• [EXERCISE TASK A]:
Repeat the part of the listing that opens with its first line and closes with the line containing "233, 1330, 259]", including both of those lines.
— BEGIN EXCERPT TO READ —
Another Comiket come and gone. One of Japan’s most highly anticipated events for anime lovers around the country has just ended. This is Comiket’s 90th anniversary and despite the heat it was as crowded as ever. Tokyo Big Sight was packed to the brim with fans, artists, and cosplayers.
Cosplay is one of the main draws at every Comiket. We see cosplayers all throughout the convention, take their pictures, and share them online. But, do we really know what it takes to be a cosplayer and the process that they go through to even be there for you to take photos of. I decided that I would go and find out exactly what it takes to be a Comiket cosplayer.
Now, I am not new to cosplay and know a thing or two about what to expect, but Comiket is a whole new ball game for a Western cosplayer.
First of all, cosplayers do not come to Comiket in their cosplays. Comiket is not the type of convention where you stay at a hotel overnight and attend each day. The convention starts at 10:00 am and ends at 4:00 pm everyday so there is plenty of travel time. Instead, most cosplayers bring their cosplays in rolling suitcases to get changed at the convention itself.
Comiket provides both men’s and women’s changing rooms that are located in essentially spare ballrooms. To get entry to these changing rooms, and mind you changing in the bathrooms is definitely not allowed, you have to pay 800 yen or for a ticket. Keep this ticket because you will need it later to get in and change back! The ticket has all the rules, a map, and a comic on it, so it is pretty useful.
— END EXCERPT TO READ —
• [EXERCISE TASK B]:
Do these statements agree with the Comiket piece? For each, answer yes or no and quote the words from the piece that decide it. (i) The convention runs from 10:00 am to 4:00 pm each day. (ii) Cosplayers may change in the bathrooms. (iii) Cosplayers arrive at Comiket already wearing their costumes.
— BEGIN EXTRACTED RECORDS —
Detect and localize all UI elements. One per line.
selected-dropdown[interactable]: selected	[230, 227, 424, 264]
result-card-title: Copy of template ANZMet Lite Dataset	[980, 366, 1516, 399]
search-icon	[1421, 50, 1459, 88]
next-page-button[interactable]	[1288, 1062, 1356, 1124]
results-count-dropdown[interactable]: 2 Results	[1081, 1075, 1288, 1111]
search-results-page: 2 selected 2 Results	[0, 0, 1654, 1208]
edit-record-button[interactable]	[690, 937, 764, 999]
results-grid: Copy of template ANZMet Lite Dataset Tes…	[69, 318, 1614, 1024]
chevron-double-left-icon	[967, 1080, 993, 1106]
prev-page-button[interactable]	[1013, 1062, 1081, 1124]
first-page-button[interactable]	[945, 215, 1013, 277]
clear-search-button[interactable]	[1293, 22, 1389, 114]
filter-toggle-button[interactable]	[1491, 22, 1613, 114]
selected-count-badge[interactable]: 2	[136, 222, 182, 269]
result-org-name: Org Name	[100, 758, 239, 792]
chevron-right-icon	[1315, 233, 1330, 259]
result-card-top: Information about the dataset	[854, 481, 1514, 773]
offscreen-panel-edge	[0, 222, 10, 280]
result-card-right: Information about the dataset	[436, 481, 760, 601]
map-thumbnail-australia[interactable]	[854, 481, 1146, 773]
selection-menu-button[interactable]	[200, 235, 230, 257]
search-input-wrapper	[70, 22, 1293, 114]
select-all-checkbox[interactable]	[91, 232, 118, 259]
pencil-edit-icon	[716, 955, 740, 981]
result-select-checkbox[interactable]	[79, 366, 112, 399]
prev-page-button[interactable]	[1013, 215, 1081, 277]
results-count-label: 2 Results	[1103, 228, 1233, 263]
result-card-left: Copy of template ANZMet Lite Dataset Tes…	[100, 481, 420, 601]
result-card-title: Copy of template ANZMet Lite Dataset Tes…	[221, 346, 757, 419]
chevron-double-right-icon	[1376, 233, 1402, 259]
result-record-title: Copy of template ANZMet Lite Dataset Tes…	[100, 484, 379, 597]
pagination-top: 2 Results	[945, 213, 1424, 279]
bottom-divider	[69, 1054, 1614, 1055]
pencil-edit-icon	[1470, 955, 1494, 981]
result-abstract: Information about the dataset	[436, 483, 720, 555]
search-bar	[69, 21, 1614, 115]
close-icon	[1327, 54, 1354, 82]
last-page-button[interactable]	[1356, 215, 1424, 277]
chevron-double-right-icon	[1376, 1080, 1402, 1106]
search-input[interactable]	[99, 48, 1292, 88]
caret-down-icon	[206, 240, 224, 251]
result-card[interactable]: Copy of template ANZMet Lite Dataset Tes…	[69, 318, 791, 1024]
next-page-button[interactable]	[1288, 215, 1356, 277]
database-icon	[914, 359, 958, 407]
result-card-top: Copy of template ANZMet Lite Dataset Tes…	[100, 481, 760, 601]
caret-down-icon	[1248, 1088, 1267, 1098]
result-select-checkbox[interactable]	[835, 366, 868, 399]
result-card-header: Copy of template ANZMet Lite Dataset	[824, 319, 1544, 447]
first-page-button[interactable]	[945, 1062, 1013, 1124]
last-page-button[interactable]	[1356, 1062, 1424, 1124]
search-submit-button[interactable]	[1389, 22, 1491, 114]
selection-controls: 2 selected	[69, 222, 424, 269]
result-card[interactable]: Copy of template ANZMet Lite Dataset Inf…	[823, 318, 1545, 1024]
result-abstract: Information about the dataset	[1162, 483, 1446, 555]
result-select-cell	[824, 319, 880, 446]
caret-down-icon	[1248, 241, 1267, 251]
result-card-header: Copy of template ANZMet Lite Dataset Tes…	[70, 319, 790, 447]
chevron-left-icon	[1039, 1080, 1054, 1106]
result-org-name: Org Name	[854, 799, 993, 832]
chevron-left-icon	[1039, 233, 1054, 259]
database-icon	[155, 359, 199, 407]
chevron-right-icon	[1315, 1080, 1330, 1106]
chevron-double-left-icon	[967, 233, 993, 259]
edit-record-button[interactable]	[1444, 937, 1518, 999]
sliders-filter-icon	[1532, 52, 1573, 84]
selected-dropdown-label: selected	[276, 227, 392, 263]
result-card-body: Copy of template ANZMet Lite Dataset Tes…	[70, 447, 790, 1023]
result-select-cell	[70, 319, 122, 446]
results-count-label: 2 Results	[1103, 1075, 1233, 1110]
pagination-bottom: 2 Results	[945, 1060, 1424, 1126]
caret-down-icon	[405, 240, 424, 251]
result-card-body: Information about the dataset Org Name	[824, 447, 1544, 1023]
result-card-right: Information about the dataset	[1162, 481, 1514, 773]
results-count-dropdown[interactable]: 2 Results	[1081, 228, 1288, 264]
— END EXTRACTED RECORDS —
• [WORKED ANSWER A]:
Detect and localize all UI elements. One per line.
selected-dropdown[interactable]: selected	[230, 227, 424, 264]
result-card-title: Copy of template ANZMet Lite Dataset	[980, 366, 1516, 399]
search-icon	[1421, 50, 1459, 88]
next-page-button[interactable]	[1288, 1062, 1356, 1124]
results-count-dropdown[interactable]: 2 Results	[1081, 1075, 1288, 1111]
search-results-page: 2 selected 2 Results	[0, 0, 1654, 1208]
edit-record-button[interactable]	[690, 937, 764, 999]
results-grid: Copy of template ANZMet Lite Dataset Tes…	[69, 318, 1614, 1024]
chevron-double-left-icon	[967, 1080, 993, 1106]
prev-page-button[interactable]	[1013, 1062, 1081, 1124]
first-page-button[interactable]	[945, 215, 1013, 277]
clear-search-button[interactable]	[1293, 22, 1389, 114]
filter-toggle-button[interactable]	[1491, 22, 1613, 114]
selected-count-badge[interactable]: 2	[136, 222, 182, 269]
result-org-name: Org Name	[100, 758, 239, 792]
chevron-right-icon	[1315, 233, 1330, 259]

• [WORKED ANSWER B]:
(i) Yes: "The convention starts at 10:00 am and ends at 4:00 pm everyday"
(ii) No: "changing in the bathrooms is definitely not allowed"
(iii) No: "cosplayers do not come to Comiket in their cosplays"